• [The request]
Reproduce the following material exactly, including every line.

• [Records shown]
********************
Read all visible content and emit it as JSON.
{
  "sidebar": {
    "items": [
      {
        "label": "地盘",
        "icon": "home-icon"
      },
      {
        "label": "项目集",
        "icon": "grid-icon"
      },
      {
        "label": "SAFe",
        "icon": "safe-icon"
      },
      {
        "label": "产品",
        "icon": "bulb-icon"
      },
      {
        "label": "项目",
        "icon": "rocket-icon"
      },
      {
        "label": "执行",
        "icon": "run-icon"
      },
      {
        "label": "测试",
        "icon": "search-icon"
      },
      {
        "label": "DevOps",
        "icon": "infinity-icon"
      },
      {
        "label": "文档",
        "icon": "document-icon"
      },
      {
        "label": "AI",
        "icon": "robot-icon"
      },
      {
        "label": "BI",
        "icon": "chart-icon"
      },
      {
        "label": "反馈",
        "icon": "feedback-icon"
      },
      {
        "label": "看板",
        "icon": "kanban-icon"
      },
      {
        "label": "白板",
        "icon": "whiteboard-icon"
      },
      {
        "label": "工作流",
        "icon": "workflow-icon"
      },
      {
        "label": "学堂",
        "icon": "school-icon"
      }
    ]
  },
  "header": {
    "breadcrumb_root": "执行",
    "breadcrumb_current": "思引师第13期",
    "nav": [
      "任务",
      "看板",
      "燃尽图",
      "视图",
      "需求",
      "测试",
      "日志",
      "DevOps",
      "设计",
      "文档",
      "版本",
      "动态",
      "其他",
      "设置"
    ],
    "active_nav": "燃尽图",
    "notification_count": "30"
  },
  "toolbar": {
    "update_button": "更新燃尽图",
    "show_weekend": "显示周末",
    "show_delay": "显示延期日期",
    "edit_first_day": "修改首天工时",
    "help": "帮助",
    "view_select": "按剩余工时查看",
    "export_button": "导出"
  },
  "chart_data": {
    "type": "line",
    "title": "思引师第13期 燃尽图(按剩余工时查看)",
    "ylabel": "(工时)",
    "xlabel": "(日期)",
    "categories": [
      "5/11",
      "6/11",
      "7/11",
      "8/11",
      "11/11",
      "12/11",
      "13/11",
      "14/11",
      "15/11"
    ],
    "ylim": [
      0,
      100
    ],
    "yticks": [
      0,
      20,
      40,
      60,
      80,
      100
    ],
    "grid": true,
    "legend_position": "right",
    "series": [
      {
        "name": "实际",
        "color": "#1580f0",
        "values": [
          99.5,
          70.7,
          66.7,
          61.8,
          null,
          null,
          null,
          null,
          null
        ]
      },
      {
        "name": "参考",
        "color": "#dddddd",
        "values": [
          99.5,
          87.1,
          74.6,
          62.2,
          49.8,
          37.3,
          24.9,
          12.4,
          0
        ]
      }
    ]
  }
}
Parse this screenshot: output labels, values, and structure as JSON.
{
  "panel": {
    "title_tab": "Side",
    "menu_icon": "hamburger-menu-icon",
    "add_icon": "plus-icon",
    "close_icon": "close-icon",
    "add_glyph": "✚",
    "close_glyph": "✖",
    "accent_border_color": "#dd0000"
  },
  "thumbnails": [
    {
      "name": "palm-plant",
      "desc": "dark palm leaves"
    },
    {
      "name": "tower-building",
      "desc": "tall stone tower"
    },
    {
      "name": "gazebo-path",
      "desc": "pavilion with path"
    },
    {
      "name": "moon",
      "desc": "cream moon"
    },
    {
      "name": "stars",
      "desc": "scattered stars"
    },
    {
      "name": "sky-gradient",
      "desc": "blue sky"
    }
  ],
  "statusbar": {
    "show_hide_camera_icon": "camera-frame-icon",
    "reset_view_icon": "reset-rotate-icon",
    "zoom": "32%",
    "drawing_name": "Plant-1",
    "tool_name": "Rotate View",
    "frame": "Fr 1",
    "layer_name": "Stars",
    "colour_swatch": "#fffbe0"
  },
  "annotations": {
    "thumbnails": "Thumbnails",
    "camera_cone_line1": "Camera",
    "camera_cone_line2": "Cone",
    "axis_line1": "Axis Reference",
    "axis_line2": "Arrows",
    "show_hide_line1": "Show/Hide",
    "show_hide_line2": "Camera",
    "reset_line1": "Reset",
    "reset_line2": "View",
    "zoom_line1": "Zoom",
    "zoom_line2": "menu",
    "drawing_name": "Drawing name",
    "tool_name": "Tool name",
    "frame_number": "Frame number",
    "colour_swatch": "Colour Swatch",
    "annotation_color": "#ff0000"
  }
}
********************
• [Written answer]
Read all visible content and emit it as JSON.
{
  "sidebar": {
    "items": [
      {
        "label": "地盘",
        "icon": "home-icon"
      },
      {
        "label": "项目集",
        "icon": "grid-icon"
      },
      {
        "label": "SAFe",
        "icon": "safe-icon"
      },
      {
        "label": "产品",
        "icon": "bulb-icon"
      },
      {
        "label": "项目",
        "icon": "rocket-icon"
      },
      {
        "label": "执行",
        "icon": "run-icon"
      },
      {
        "label": "测试",
        "icon": "search-icon"
      },
      {
        "label": "DevOps",
        "icon": "infinity-icon"
      },
      {
        "label": "文档",
        "icon": "document-icon"
      },
      {
        "label": "AI",
        "icon": "robot-icon"
      },
      {
        "label": "BI",
        "icon": "chart-icon"
      },
      {
        "label": "反馈",
        "icon": "feedback-icon"
      },
      {
        "label": "看板",
        "icon": "kanban-icon"
      },
      {
        "label": "白板",
        "icon": "whiteboard-icon"
      },
      {
        "label": "工作流",
        "icon": "workflow-icon"
      },
      {
        "label": "学堂",
        "icon": "school-icon"
      }
    ]
  },
  "header": {
    "breadcrumb_root": "执行",
    "breadcrumb_current": "思引师第13期",
    "nav": [
      "任务",
      "看板",
      "燃尽图",
      "视图",
      "需求",
      "测试",
      "日志",
      "DevOps",
      "设计",
      "文档",
      "版本",
      "动态",
      "其他",
      "设置"
    ],
    "active_nav": "燃尽图",
    "notification_count": "30"
  },
  "toolbar": {
    "update_button": "更新燃尽图",
    "show_weekend": "显示周末",
    "show_delay": "显示延期日期",
    "edit_first_day": "修改首天工时",
    "help": "帮助",
    "view_select": "按剩余工时查看",
    "export_button": "导出"
  },
  "chart_data": {
    "type": "line",
    "title": "思引师第13期 燃尽图(按剩余工时查看)",
    "ylabel": "(工时)",
    "xlabel": "(日期)",
    "categories": [
      "5/11",
      "6/11",
      "7/11",
      "8/11",
      "11/11",
      "12/11",
      "13/11",
      "14/11",
      "15/11"
    ],
    "ylim": [
      0,
      100
    ],
    "yticks": [
      0,
      20,
      40,
      60,
      80,
      100
    ],
    "grid": true,
    "legend_position": "right",
    "series": [
      {
        "name": "实际",
        "color": "#1580f0",
        "values": [
          99.5,
          70.7,
          66.7,
          61.8,
          null,
          null,
          null,
          null,
          null
        ]
      },
      {
        "name": "参考",
        "color": "#dddddd",
        "values": [
          99.5,
          87.1,
          74.6,
          62.2,
          49.8,
          37.3,
          24.9,
          12.4,
          0
        ]
      }
    ]
  }
}
Parse this screenshot: output labels, values, and structure as JSON.
{
  "panel": {
    "title_tab": "Side",
    "menu_icon": "hamburger-menu-icon",
    "add_icon": "plus-icon",
    "close_icon": "close-icon",
    "add_glyph": "✚",
    "close_glyph": "✖",
    "accent_border_color": "#dd0000"
  },
  "thumbnails": [
    {
      "name": "palm-plant",
      "desc": "dark palm leaves"
    },
    {
      "name": "tower-building",
      "desc": "tall stone tower"
    },
    {
      "name": "gazebo-path",
      "desc": "pavilion with path"
    },
    {
      "name": "moon",
      "desc": "cream moon"
    },
    {
      "name": "stars",
      "desc": "scattered stars"
    },
    {
      "name": "sky-gradient",
      "desc": "blue sky"
    }
  ],
  "statusbar": {
    "show_hide_camera_icon": "camera-frame-icon",
    "reset_view_icon": "reset-rotate-icon",
    "zoom": "32%",
    "drawing_name": "Plant-1",
    "tool_name": "Rotate View",
    "frame": "Fr 1",
    "layer_name": "Stars",
    "colour_swatch": "#fffbe0"
  },
  "annotations": {
    "thumbnails": "Thumbnails",
    "camera_cone_line1": "Camera",
    "camera_cone_line2": "Cone",
    "axis_line1": "Axis Reference",
    "axis_line2": "Arrows",
    "show_hide_line1": "Show/Hide",
    "show_hide_line2": "Camera",
    "reset_line1": "Reset",
    "reset_line2": "View",
    "zoom_line1": "Zoom",
    "zoom_line2": "menu",
    "drawing_name": "Drawing name",
    "tool_name": "Tool name",
    "frame_number": "Frame number",
    "colour_swatch": "Colour Swatch",
    "annotation_color": "#ff0000"
  }
}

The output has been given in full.